TASK TO COMPLETE:
Search the listing below for the string "know" and copy every line where it occurs.

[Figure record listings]
-=-=-=-=-

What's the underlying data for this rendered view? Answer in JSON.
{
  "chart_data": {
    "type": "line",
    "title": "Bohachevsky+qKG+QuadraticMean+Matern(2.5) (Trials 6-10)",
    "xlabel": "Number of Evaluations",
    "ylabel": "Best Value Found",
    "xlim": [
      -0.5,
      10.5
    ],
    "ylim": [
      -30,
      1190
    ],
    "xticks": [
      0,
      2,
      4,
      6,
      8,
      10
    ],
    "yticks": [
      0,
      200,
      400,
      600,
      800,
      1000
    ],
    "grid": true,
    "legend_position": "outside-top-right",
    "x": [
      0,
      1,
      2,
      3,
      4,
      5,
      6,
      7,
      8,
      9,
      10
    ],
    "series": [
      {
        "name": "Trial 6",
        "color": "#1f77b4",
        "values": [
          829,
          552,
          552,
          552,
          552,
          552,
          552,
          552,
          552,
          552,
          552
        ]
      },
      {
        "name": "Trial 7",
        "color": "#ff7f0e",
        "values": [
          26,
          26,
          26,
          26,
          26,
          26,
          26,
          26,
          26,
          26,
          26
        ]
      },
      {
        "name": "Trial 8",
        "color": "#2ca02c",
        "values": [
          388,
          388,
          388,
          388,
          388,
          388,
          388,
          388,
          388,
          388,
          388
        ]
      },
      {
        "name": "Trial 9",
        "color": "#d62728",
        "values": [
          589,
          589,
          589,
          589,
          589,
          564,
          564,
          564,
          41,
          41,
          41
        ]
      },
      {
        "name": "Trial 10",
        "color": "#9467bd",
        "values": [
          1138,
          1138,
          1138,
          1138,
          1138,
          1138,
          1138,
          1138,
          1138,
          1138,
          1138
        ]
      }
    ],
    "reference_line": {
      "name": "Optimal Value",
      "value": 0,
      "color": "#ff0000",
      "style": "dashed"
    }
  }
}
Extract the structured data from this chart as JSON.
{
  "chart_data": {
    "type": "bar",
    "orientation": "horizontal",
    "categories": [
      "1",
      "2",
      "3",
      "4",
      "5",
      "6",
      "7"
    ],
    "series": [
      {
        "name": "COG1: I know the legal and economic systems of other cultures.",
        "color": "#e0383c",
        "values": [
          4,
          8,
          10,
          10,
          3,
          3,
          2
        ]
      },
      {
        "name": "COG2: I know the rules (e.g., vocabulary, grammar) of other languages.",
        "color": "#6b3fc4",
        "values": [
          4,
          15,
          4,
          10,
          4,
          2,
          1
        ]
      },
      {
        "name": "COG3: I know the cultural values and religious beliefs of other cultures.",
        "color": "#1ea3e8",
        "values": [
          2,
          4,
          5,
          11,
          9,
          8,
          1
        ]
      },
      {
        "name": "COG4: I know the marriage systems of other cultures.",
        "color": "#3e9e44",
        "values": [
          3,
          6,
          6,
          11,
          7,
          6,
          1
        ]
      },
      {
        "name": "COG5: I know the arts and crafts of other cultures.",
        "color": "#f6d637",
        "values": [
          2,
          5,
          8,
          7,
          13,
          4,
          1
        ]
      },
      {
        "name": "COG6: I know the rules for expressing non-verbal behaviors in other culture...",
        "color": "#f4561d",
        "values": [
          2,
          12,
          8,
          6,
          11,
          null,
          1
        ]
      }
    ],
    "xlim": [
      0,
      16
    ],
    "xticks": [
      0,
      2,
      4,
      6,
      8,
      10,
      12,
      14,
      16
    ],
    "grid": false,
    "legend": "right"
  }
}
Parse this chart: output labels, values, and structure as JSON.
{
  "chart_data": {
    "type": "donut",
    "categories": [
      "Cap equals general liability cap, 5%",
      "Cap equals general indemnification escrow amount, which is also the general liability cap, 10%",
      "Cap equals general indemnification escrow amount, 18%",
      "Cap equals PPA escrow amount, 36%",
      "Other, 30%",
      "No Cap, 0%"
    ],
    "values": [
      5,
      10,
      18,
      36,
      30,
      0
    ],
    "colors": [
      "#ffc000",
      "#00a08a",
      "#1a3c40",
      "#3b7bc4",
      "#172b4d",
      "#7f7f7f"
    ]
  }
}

-=-=-=-=-

RESPONSE FOR THIS EXERCISE:
        "name": "COG1: I know the legal and economic systems of other cultures.",
        "name": "COG2: I know the rules (e.g., vocabulary, grammar) of other languages.",
        "name": "COG3: I know the cultural values and religious beliefs of other cultures.",
        "name": "COG4: I know the marriage systems of other cultures.",
        "name": "COG5: I know the arts and crafts of other cultures.",
        "name": "COG6: I know the rules for expressing non-verbal behaviors in other culture...",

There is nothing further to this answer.